Dataset rows:

- - -

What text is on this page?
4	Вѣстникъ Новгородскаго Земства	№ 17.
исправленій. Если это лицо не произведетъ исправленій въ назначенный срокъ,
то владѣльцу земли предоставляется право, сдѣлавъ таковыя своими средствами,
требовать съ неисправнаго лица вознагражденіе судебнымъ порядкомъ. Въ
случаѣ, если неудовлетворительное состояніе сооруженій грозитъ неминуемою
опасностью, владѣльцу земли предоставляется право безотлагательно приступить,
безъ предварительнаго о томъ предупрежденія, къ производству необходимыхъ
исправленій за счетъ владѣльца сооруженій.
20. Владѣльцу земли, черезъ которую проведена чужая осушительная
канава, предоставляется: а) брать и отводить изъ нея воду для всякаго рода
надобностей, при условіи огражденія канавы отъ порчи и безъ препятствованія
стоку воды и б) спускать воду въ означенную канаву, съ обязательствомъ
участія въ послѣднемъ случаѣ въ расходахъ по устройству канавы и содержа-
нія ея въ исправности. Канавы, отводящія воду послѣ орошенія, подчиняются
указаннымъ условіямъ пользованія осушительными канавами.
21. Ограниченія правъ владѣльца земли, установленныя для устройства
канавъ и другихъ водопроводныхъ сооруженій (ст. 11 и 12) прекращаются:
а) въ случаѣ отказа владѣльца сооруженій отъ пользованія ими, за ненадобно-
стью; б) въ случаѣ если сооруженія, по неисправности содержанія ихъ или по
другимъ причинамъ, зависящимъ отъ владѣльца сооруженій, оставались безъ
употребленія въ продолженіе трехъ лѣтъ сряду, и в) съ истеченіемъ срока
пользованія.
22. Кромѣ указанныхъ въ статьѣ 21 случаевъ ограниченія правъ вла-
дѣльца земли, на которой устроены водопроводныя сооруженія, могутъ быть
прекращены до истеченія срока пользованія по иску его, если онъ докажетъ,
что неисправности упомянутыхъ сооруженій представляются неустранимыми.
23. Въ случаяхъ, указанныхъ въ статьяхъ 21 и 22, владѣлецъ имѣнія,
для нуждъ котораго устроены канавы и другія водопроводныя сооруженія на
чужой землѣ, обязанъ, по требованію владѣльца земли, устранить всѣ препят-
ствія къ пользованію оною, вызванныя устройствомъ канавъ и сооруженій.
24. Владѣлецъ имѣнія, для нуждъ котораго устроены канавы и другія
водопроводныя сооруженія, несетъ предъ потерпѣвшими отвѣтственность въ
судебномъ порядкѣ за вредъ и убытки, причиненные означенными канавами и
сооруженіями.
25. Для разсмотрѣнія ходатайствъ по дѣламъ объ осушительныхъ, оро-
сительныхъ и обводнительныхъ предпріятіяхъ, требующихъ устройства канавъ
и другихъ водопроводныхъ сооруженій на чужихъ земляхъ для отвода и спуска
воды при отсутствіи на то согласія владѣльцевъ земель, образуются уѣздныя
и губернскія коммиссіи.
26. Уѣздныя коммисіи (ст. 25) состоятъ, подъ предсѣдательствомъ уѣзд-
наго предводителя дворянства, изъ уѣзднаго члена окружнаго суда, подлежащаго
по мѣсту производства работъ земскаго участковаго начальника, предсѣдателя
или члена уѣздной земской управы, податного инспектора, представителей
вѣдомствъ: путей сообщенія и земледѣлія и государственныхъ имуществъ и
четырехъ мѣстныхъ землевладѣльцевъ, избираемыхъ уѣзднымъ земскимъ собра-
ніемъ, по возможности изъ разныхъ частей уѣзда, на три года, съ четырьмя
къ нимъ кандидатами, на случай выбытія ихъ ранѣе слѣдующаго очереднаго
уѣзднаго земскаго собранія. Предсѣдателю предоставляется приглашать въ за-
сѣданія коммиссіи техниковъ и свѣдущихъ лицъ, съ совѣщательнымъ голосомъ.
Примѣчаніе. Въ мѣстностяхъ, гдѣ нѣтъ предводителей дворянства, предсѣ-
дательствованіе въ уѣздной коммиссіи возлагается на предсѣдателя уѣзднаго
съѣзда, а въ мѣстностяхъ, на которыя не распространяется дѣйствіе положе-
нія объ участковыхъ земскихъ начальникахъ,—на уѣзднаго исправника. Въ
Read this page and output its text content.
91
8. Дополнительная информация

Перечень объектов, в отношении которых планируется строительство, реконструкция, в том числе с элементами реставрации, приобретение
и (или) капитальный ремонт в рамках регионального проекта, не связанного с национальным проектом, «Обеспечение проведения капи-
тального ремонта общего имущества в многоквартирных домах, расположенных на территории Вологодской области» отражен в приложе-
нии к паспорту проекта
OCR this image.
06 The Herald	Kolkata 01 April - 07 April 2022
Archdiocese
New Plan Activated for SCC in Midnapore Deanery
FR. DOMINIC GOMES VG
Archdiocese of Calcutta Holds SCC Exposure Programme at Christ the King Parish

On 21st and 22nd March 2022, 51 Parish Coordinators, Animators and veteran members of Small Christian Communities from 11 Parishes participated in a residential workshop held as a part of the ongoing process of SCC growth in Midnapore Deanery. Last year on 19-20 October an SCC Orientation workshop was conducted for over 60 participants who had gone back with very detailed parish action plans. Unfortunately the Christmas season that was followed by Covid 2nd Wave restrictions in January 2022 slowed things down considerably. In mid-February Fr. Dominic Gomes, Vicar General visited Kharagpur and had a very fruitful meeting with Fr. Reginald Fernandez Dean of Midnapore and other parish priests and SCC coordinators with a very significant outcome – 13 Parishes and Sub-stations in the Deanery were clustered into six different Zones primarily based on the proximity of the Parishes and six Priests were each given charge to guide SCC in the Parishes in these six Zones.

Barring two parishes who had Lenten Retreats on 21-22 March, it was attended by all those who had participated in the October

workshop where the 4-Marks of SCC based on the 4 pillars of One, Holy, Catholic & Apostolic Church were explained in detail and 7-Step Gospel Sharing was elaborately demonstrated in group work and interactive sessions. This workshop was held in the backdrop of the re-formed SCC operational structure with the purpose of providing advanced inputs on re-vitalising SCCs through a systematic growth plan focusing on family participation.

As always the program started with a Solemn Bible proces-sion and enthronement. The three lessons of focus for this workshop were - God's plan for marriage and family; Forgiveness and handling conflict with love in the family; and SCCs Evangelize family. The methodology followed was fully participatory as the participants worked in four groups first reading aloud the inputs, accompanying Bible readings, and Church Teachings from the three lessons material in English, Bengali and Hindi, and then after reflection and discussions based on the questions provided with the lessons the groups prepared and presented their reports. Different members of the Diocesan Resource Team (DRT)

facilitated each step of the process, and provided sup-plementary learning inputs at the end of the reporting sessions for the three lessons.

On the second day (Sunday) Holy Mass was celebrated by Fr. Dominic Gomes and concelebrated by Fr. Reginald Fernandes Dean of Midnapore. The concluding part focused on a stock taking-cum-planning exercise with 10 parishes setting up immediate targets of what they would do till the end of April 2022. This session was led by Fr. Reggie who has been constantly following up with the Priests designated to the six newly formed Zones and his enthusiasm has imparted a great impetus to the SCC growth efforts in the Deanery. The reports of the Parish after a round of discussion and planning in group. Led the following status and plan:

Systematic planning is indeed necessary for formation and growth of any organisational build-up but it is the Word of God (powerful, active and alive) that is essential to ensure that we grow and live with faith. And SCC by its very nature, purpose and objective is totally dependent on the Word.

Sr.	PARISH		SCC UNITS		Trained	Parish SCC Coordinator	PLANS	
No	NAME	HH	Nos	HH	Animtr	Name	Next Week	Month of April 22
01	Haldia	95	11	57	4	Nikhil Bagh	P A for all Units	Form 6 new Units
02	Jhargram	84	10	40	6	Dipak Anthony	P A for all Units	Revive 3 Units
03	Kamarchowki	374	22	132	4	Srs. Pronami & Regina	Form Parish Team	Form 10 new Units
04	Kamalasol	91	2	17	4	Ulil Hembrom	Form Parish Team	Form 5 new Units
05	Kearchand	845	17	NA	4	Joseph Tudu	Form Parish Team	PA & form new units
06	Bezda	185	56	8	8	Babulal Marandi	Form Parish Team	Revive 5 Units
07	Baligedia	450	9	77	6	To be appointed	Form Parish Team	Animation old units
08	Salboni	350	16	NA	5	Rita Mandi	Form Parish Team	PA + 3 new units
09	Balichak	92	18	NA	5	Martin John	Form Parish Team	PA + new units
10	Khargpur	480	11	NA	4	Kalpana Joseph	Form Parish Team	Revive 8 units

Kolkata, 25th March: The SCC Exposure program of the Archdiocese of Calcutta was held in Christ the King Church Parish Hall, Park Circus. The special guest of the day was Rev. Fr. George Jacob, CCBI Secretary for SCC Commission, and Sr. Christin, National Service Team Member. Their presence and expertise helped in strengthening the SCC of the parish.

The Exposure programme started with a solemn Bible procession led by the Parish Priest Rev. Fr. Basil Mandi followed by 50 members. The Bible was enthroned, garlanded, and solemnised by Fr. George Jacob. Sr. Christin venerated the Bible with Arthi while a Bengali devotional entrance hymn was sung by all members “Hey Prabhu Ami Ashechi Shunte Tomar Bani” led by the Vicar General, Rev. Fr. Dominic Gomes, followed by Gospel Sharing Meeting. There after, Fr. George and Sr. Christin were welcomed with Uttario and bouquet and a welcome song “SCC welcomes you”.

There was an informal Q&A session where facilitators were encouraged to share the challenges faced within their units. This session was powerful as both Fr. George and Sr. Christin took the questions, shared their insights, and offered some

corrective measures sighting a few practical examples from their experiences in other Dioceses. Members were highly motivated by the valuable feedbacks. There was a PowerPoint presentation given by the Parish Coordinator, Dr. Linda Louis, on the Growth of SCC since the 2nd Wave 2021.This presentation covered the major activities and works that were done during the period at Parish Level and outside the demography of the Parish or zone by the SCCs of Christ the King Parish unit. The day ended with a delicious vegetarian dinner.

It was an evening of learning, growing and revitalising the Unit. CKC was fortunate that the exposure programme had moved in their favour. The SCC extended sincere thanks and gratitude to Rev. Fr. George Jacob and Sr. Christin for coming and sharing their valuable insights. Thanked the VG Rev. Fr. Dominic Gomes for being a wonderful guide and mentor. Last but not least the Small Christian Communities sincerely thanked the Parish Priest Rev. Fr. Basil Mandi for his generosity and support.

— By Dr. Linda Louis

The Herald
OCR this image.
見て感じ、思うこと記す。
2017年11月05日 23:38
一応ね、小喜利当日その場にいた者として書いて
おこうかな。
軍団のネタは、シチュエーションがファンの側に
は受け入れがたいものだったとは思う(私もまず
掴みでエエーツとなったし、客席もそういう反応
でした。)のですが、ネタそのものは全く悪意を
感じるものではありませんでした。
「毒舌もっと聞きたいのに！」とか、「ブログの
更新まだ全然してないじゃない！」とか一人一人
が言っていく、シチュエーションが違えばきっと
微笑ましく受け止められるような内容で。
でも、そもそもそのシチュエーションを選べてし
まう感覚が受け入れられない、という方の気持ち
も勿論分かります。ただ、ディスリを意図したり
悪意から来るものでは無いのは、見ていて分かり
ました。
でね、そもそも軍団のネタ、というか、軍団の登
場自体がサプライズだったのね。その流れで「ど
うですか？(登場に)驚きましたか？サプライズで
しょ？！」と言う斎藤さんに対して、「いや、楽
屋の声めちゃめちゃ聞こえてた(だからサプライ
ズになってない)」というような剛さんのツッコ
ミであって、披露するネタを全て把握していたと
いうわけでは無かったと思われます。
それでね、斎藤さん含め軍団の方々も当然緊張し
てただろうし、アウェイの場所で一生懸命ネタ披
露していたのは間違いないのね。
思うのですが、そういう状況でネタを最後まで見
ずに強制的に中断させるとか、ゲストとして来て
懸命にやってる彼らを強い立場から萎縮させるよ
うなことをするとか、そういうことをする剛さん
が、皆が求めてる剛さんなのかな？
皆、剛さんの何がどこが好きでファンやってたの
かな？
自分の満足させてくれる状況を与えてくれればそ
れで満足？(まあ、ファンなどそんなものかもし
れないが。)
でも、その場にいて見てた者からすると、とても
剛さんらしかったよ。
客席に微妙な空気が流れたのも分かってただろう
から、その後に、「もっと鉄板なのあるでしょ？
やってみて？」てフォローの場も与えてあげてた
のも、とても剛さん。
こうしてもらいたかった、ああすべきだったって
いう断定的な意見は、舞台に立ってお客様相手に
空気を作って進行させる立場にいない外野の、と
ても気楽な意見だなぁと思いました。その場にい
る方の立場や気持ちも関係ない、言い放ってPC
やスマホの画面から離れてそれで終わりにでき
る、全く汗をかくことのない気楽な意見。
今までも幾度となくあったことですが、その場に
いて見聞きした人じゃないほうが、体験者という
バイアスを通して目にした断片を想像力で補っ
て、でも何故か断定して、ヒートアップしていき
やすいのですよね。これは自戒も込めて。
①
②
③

- - -

# [What you will do]
In the listing, find every line containing the word "безъ" and list it.

# [Output for this exercise]
безъ предварительнаго о томъ предупрежденія, къ производству необходимыхъ
надобностей, при условіи огражденія канавы отъ порчи и безъ препятствованія
другимъ причинамъ, зависящимъ отъ владѣльца сооруженій, оставались безъ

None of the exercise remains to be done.